> _Given instruction_: Restate each line of the listing exactly, without carrying over any pictures.

--- Start Input material ---

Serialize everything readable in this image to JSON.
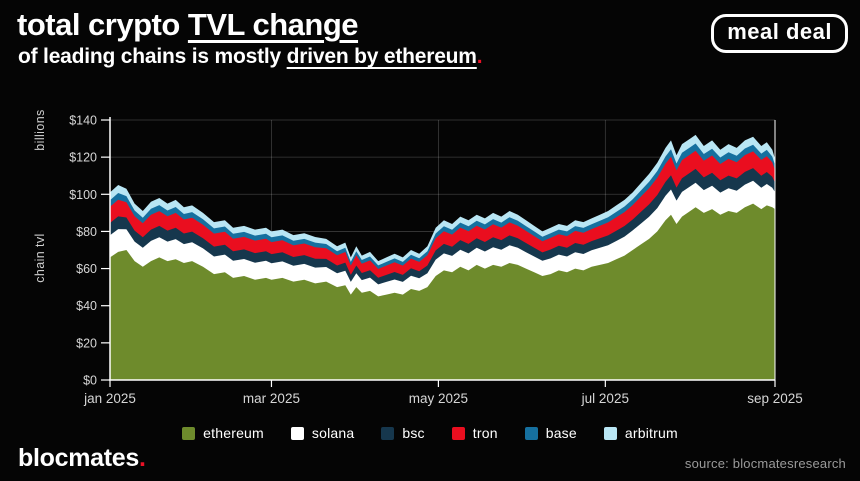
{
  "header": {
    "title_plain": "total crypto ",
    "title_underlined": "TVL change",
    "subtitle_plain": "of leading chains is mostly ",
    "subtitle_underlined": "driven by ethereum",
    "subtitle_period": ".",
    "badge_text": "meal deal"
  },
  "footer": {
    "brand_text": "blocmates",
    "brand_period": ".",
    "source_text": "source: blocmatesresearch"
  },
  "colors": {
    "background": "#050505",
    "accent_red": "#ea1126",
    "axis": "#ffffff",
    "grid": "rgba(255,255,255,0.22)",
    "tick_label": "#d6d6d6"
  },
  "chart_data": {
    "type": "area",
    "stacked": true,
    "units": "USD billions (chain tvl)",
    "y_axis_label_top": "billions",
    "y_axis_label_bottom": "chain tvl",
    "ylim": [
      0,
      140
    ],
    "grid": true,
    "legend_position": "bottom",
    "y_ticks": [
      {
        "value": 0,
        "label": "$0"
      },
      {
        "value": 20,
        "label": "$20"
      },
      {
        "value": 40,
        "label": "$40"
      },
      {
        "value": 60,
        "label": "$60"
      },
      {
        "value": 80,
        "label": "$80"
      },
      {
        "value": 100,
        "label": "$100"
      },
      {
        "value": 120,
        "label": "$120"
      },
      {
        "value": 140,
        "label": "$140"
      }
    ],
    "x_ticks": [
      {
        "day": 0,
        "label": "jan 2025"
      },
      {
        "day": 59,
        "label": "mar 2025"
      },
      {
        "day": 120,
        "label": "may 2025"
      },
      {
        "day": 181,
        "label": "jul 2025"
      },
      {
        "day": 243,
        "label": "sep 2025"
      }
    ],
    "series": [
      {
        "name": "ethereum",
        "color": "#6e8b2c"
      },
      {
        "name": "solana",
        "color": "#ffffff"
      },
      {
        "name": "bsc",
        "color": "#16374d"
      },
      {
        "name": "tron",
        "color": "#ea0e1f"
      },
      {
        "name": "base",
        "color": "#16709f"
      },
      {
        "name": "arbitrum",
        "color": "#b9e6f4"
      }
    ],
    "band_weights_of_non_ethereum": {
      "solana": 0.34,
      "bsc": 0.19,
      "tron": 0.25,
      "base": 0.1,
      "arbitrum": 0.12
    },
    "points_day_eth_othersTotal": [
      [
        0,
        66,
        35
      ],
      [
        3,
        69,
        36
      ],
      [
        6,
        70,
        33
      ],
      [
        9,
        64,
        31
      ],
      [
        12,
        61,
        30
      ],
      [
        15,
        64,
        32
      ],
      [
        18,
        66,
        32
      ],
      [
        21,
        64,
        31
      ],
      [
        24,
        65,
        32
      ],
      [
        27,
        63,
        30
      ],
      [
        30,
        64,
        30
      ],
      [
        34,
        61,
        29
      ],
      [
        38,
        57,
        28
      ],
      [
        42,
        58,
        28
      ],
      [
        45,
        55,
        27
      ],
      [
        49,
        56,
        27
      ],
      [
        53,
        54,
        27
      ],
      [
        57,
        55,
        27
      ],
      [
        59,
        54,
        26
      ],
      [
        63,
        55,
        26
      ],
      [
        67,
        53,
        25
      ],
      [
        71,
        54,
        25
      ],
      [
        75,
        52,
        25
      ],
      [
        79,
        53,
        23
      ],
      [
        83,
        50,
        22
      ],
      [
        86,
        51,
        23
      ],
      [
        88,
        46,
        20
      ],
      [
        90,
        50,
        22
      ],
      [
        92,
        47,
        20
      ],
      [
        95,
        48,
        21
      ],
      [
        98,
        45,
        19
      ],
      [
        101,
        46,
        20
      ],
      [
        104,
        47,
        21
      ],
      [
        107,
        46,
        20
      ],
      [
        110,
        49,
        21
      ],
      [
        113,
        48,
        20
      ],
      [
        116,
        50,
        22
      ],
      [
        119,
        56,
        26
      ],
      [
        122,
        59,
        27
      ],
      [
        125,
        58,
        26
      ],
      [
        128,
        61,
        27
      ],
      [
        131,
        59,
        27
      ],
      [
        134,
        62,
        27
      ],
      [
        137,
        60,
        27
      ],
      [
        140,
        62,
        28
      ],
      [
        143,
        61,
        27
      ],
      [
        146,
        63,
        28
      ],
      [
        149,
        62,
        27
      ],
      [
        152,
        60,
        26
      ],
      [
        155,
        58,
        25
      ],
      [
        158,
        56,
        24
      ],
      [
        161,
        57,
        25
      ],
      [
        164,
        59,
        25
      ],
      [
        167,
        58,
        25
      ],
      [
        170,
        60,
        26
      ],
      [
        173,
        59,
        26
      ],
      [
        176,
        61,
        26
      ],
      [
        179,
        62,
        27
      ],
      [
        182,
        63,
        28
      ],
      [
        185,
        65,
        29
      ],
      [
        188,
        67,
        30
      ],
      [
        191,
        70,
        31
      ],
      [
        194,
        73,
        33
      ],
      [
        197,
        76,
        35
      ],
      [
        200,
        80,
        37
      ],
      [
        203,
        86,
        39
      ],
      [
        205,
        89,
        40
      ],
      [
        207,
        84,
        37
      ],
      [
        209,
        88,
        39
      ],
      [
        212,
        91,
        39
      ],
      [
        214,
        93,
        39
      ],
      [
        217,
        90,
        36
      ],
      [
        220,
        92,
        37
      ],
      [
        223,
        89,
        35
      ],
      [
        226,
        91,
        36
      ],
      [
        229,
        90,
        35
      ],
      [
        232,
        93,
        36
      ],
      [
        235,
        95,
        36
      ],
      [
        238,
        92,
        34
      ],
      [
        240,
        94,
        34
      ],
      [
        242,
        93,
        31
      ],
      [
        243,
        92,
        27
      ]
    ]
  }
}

--- End Input material ---

> _Written response_:
Serialize everything readable in this image to JSON.
{
  "header": {
    "title_plain": "total crypto ",
    "title_underlined": "TVL change",
    "subtitle_plain": "of leading chains is mostly ",
    "subtitle_underlined": "driven by ethereum",
    "subtitle_period": ".",
    "badge_text": "meal deal"
  },
  "footer": {
    "brand_text": "blocmates",
    "brand_period": ".",
    "source_text": "source: blocmatesresearch"
  },
  "colors": {
    "background": "#050505",
    "accent_red": "#ea1126",
    "axis": "#ffffff",
    "grid": "rgba(255,255,255,0.22)",
    "tick_label": "#d6d6d6"
  },
  "chart_data": {
    "type": "area",
    "stacked": true,
    "units": "USD billions (chain tvl)",
    "y_axis_label_top": "billions",
    "y_axis_label_bottom": "chain tvl",
    "ylim": [
      0,
      140
    ],
    "grid": true,
    "legend_position": "bottom",
    "y_ticks": [
      {
        "value": 0,
        "label": "$0"
      },
      {
        "value": 20,
        "label": "$20"
      },
      {
        "value": 40,
        "label": "$40"
      },
      {
        "value": 60,
        "label": "$60"
      },
      {
        "value": 80,
        "label": "$80"
      },
      {
        "value": 100,
        "label": "$100"
      },
      {
        "value": 120,
        "label": "$120"
      },
      {
        "value": 140,
        "label": "$140"
      }
    ],
    "x_ticks": [
      {
        "day": 0,
        "label": "jan 2025"
      },
      {
        "day": 59,
        "label": "mar 2025"
      },
      {
        "day": 120,
        "label": "may 2025"
      },
      {
        "day": 181,
        "label": "jul 2025"
      },
      {
        "day": 243,
        "label": "sep 2025"
      }
    ],
    "series": [
      {
        "name": "ethereum",
        "color": "#6e8b2c"
      },
      {
        "name": "solana",
        "color": "#ffffff"
      },
      {
        "name": "bsc",
        "color": "#16374d"
      },
      {
        "name": "tron",
        "color": "#ea0e1f"
      },
      {
        "name": "base",
        "color": "#16709f"
      },
      {
        "name": "arbitrum",
        "color": "#b9e6f4"
      }
    ],
    "band_weights_of_non_ethereum": {
      "solana": 0.34,
      "bsc": 0.19,
      "tron": 0.25,
      "base": 0.1,
      "arbitrum": 0.12
    },
    "points_day_eth_othersTotal": [
      [
        0,
        66,
        35
      ],
      [
        3,
        69,
        36
      ],
      [
        6,
        70,
        33
      ],
      [
        9,
        64,
        31
      ],
      [
        12,
        61,
        30
      ],
      [
        15,
        64,
        32
      ],
      [
        18,
        66,
        32
      ],
      [
        21,
        64,
        31
      ],
      [
        24,
        65,
        32
      ],
      [
        27,
        63,
        30
      ],
      [
        30,
        64,
        30
      ],
      [
        34,
        61,
        29
      ],
      [
        38,
        57,
        28
      ],
      [
        42,
        58,
        28
      ],
      [
        45,
        55,
        27
      ],
      [
        49,
        56,
        27
      ],
      [
        53,
        54,
        27
      ],
      [
        57,
        55,
        27
      ],
      [
        59,
        54,
        26
      ],
      [
        63,
        55,
        26
      ],
      [
        67,
        53,
        25
      ],
      [
        71,
        54,
        25
      ],
      [
        75,
        52,
        25
      ],
      [
        79,
        53,
        23
      ],
      [
        83,
        50,
        22
      ],
      [
        86,
        51,
        23
      ],
      [
        88,
        46,
        20
      ],
      [
        90,
        50,
        22
      ],
      [
        92,
        47,
        20
      ],
      [
        95,
        48,
        21
      ],
      [
        98,
        45,
        19
      ],
      [
        101,
        46,
        20
      ],
      [
        104,
        47,
        21
      ],
      [
        107,
        46,
        20
      ],
      [
        110,
        49,
        21
      ],
      [
        113,
        48,
        20
      ],
      [
        116,
        50,
        22
      ],
      [
        119,
        56,
        26
      ],
      [
        122,
        59,
        27
      ],
      [
        125,
        58,
        26
      ],
      [
        128,
        61,
        27
      ],
      [
        131,
        59,
        27
      ],
      [
        134,
        62,
        27
      ],
      [
        137,
        60,
        27
      ],
      [
        140,
        62,
        28
      ],
      [
        143,
        61,
        27
      ],
      [
        146,
        63,
        28
      ],
      [
        149,
        62,
        27
      ],
      [
        152,
        60,
        26
      ],
      [
        155,
        58,
        25
      ],
      [
        158,
        56,
        24
      ],
      [
        161,
        57,
        25
      ],
      [
        164,
        59,
        25
      ],
      [
        167,
        58,
        25
      ],
      [
        170,
        60,
        26
      ],
      [
        173,
        59,
        26
      ],
      [
        176,
        61,
        26
      ],
      [
        179,
        62,
        27
      ],
      [
        182,
        63,
        28
      ],
      [
        185,
        65,
        29
      ],
      [
        188,
        67,
        30
      ],
      [
        191,
        70,
        31
      ],
      [
        194,
        73,
        33
      ],
      [
        197,
        76,
        35
      ],
      [
        200,
        80,
        37
      ],
      [
        203,
        86,
        39
      ],
      [
        205,
        89,
        40
      ],
      [
        207,
        84,
        37
      ],
      [
        209,
        88,
        39
      ],
      [
        212,
        91,
        39
      ],
      [
        214,
        93,
        39
      ],
      [
        217,
        90,
        36
      ],
      [
        220,
        92,
        37
      ],
      [
        223,
        89,
        35
      ],
      [
        226,
        91,
        36
      ],
      [
        229,
        90,
        35
      ],
      [
        232,
        93,
        36
      ],
      [
        235,
        95,
        36
      ],
      [
        238,
        92,
        34
      ],
      [
        240,
        94,
        34
      ],
      [
        242,
        93,
        31
      ],
      [
        243,
        92,
        27
      ]
    ]
  }
}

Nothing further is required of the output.